Task requirements
Below is the data. Give it again, complete and exact.

====

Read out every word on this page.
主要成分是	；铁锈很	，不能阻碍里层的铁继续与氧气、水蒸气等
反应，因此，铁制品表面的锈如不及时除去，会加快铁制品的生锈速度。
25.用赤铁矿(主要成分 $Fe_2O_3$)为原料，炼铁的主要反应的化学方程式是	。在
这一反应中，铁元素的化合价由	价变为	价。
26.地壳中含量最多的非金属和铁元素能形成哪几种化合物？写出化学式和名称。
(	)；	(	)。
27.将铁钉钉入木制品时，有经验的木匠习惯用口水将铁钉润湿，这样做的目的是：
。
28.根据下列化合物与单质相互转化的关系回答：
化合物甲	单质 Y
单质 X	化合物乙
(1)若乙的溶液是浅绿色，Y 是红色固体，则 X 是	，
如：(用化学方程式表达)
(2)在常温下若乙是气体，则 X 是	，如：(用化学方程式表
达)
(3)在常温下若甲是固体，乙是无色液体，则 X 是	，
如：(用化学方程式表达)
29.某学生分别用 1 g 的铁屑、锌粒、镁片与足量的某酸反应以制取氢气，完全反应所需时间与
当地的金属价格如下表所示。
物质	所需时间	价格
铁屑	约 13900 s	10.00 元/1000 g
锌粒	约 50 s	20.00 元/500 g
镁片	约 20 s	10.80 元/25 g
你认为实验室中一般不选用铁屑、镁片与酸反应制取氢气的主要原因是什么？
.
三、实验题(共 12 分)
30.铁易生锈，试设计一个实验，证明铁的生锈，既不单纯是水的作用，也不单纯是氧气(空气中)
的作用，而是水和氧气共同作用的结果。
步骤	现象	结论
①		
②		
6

====

Solution to this problem
Read out every word on this page.
主要成分是	；铁锈很	，不能阻碍里层的铁继续与氧气、水蒸气等
反应，因此，铁制品表面的锈如不及时除去，会加快铁制品的生锈速度。
25.用赤铁矿(主要成分 $Fe_2O_3$)为原料，炼铁的主要反应的化学方程式是	。在
这一反应中，铁元素的化合价由	价变为	价。
26.地壳中含量最多的非金属和铁元素能形成哪几种化合物？写出化学式和名称。
(	)；	(	)。
27.将铁钉钉入木制品时，有经验的木匠习惯用口水将铁钉润湿，这样做的目的是：
。
28.根据下列化合物与单质相互转化的关系回答：
化合物甲	单质 Y
单质 X	化合物乙
(1)若乙的溶液是浅绿色，Y 是红色固体，则 X 是	，
如：(用化学方程式表达)
(2)在常温下若乙是气体，则 X 是	，如：(用化学方程式表
达)
(3)在常温下若甲是固体，乙是无色液体，则 X 是	，
如：(用化学方程式表达)
29.某学生分别用 1 g 的铁屑、锌粒、镁片与足量的某酸反应以制取氢气，完全反应所需时间与
当地的金属价格如下表所示。
物质	所需时间	价格
铁屑	约 13900 s	10.00 元/1000 g
锌粒	约 50 s	20.00 元/500 g
镁片	约 20 s	10.80 元/25 g
你认为实验室中一般不选用铁屑、镁片与酸反应制取氢气的主要原因是什么？
.
三、实验题(共 12 分)
30.铁易生锈，试设计一个实验，证明铁的生锈，既不单纯是水的作用，也不单纯是氧气(空气中)
的作用，而是水和氧气共同作用的结果。
步骤	现象	结论
①		
②		
6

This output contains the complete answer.